▶ AIM OF THE EXERCISE: Your task is to filter the data below down to the lines holding "JSON".

▶ EXTRACTED ENTRIES:
--- BEGIN ---

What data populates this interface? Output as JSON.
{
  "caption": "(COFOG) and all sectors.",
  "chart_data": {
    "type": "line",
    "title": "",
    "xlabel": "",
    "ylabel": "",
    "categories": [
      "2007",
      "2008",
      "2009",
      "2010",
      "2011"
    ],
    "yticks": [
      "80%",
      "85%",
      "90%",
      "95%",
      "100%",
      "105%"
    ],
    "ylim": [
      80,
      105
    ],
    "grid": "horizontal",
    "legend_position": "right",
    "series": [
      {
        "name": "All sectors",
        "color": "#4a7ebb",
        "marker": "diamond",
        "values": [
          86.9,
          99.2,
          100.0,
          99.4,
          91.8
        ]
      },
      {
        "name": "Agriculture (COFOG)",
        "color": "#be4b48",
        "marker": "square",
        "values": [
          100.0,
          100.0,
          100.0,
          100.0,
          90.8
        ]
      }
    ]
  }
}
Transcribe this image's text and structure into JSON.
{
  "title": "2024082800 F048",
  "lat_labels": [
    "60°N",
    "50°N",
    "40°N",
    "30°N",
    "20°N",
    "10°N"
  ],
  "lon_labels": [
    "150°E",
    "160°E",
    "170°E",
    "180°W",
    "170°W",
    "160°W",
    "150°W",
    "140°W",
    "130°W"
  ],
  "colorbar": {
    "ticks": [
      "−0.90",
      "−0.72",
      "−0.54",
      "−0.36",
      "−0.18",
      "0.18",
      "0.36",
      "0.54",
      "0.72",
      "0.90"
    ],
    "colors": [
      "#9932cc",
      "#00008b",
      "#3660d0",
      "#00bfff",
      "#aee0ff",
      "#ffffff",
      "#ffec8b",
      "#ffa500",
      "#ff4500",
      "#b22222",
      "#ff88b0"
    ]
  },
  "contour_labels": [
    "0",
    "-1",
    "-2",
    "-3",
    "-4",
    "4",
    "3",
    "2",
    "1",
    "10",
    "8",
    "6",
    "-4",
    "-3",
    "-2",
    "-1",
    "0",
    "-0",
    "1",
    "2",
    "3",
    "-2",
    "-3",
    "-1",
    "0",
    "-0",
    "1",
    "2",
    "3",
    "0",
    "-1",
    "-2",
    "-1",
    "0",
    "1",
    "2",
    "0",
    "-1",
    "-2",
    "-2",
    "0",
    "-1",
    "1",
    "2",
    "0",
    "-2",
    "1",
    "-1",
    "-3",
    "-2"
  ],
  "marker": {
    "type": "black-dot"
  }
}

--- END ---

▶ RESPONSE FOR THIS EXERCISE:
What data populates this interface? Output as JSON.
Transcribe this image's text and structure into JSON.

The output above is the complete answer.